*What is needed*. Go through the records and extract every line with the word "творчество".

*Dataset entries*.
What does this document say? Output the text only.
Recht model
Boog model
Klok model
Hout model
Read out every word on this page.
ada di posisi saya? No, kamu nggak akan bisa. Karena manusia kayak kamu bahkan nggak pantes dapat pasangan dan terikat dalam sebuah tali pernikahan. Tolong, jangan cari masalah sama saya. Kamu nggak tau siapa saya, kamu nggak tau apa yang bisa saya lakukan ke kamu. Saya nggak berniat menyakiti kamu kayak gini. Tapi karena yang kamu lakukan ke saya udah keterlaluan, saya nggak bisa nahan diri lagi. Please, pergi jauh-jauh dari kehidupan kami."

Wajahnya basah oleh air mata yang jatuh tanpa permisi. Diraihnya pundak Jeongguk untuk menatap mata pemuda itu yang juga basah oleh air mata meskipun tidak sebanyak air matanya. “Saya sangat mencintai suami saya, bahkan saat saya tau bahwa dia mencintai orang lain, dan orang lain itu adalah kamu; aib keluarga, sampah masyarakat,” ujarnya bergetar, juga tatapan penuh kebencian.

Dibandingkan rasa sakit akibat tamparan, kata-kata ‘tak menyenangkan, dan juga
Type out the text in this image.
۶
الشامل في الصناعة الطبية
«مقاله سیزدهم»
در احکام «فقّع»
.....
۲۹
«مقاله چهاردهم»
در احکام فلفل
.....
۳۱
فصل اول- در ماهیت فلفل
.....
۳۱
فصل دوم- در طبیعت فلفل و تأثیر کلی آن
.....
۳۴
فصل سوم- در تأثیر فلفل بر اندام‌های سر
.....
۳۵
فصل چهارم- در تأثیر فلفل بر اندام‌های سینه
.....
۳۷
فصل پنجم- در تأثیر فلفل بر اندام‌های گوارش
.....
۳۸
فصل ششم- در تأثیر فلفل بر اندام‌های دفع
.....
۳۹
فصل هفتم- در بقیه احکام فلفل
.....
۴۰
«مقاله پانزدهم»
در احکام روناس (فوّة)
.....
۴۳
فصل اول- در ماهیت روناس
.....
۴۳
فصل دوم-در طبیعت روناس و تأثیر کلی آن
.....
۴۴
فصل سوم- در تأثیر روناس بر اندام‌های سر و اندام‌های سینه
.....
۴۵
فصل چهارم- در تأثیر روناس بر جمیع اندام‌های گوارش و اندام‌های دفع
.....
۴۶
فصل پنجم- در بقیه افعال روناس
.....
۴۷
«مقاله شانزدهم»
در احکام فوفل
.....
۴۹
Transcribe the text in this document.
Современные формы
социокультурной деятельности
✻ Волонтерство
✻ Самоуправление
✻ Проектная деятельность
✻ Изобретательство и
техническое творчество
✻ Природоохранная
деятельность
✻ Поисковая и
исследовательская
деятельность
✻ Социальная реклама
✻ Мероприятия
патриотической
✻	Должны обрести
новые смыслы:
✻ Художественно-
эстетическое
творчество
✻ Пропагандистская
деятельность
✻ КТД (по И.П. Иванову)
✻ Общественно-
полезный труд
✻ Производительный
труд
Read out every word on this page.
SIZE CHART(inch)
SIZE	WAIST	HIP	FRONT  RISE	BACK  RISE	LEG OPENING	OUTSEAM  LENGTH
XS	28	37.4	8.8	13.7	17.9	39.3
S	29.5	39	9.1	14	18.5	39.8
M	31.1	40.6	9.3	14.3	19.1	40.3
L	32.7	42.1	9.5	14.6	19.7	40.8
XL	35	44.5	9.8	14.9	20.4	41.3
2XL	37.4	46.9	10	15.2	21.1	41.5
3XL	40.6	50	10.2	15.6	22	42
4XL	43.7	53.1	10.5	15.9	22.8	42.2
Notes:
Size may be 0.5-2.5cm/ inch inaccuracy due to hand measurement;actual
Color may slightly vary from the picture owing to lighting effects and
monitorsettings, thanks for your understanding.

*Answer to the problem*.
техническое творчество
творчество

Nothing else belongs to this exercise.